-- BEGIN --

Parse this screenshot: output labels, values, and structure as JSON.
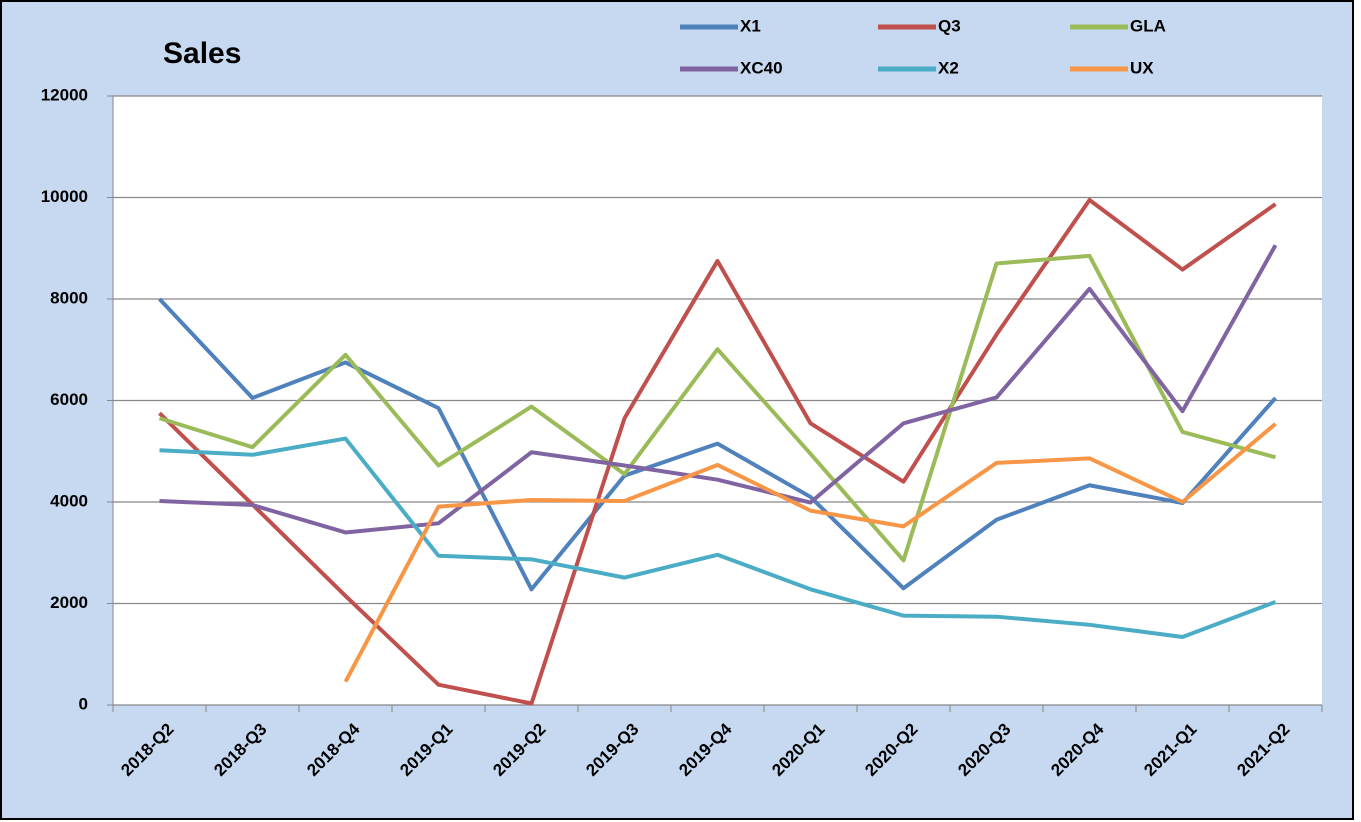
{
  "chart_data": {
    "type": "line",
    "title": "Sales",
    "categories": [
      "2018-Q2",
      "2018-Q3",
      "2018-Q4",
      "2019-Q1",
      "2019-Q2",
      "2019-Q3",
      "2019-Q4",
      "2020-Q1",
      "2020-Q2",
      "2020-Q3",
      "2020-Q4",
      "2021-Q1",
      "2021-Q2"
    ],
    "series": [
      {
        "name": "X1",
        "color": "#4f81bd",
        "values": [
          8000,
          6050,
          6750,
          5850,
          2280,
          4520,
          5150,
          4100,
          2300,
          3650,
          4330,
          3980,
          6050
        ]
      },
      {
        "name": "Q3",
        "color": "#c0504d",
        "values": [
          5750,
          3950,
          2150,
          400,
          30,
          5650,
          8750,
          5550,
          4400,
          7300,
          9950,
          8580,
          9870
        ]
      },
      {
        "name": "GLA",
        "color": "#9bbb59",
        "values": [
          5650,
          5080,
          6900,
          4720,
          5880,
          4550,
          7010,
          4950,
          2850,
          8700,
          8850,
          5380,
          4880
        ]
      },
      {
        "name": "XC40",
        "color": "#8064a2",
        "values": [
          4020,
          3940,
          3400,
          3580,
          4980,
          4720,
          4440,
          3990,
          5550,
          6060,
          8200,
          5790,
          9060
        ]
      },
      {
        "name": "X2",
        "color": "#4bacc6",
        "values": [
          5020,
          4930,
          5250,
          2940,
          2870,
          2510,
          2960,
          2280,
          1760,
          1740,
          1580,
          1340,
          2030
        ]
      },
      {
        "name": "UX",
        "color": "#f79646",
        "values": [
          null,
          null,
          460,
          3910,
          4040,
          4020,
          4730,
          3830,
          3520,
          4770,
          4860,
          4000,
          5540
        ]
      }
    ],
    "ylim": [
      0,
      12000
    ],
    "yticks": [
      0,
      2000,
      4000,
      6000,
      8000,
      10000,
      12000
    ],
    "grid": true,
    "legend": "top"
  }
}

-- END --

### TASK OBJECTIVE
All the records above need to be given again word for word. Skip the pictures.

### ANSWER TO THIS TASK
Parse this screenshot: output labels, values, and structure as JSON.
{
  "chart_data": {
    "type": "line",
    "title": "Sales",
    "categories": [
      "2018-Q2",
      "2018-Q3",
      "2018-Q4",
      "2019-Q1",
      "2019-Q2",
      "2019-Q3",
      "2019-Q4",
      "2020-Q1",
      "2020-Q2",
      "2020-Q3",
      "2020-Q4",
      "2021-Q1",
      "2021-Q2"
    ],
    "series": [
      {
        "name": "X1",
        "color": "#4f81bd",
        "values": [
          8000,
          6050,
          6750,
          5850,
          2280,
          4520,
          5150,
          4100,
          2300,
          3650,
          4330,
          3980,
          6050
        ]
      },
      {
        "name": "Q3",
        "color": "#c0504d",
        "values": [
          5750,
          3950,
          2150,
          400,
          30,
          5650,
          8750,
          5550,
          4400,
          7300,
          9950,
          8580,
          9870
        ]
      },
      {
        "name": "GLA",
        "color": "#9bbb59",
        "values": [
          5650,
          5080,
          6900,
          4720,
          5880,
          4550,
          7010,
          4950,
          2850,
          8700,
          8850,
          5380,
          4880
        ]
      },
      {
        "name": "XC40",
        "color": "#8064a2",
        "values": [
          4020,
          3940,
          3400,
          3580,
          4980,
          4720,
          4440,
          3990,
          5550,
          6060,
          8200,
          5790,
          9060
        ]
      },
      {
        "name": "X2",
        "color": "#4bacc6",
        "values": [
          5020,
          4930,
          5250,
          2940,
          2870,
          2510,
          2960,
          2280,
          1760,
          1740,
          1580,
          1340,
          2030
        ]
      },
      {
        "name": "UX",
        "color": "#f79646",
        "values": [
          null,
          null,
          460,
          3910,
          4040,
          4020,
          4730,
          3830,
          3520,
          4770,
          4860,
          4000,
          5540
        ]
      }
    ],
    "ylim": [
      0,
      12000
    ],
    "yticks": [
      0,
      2000,
      4000,
      6000,
      8000,
      10000,
      12000
    ],
    "grid": true,
    "legend": "top"
  }
}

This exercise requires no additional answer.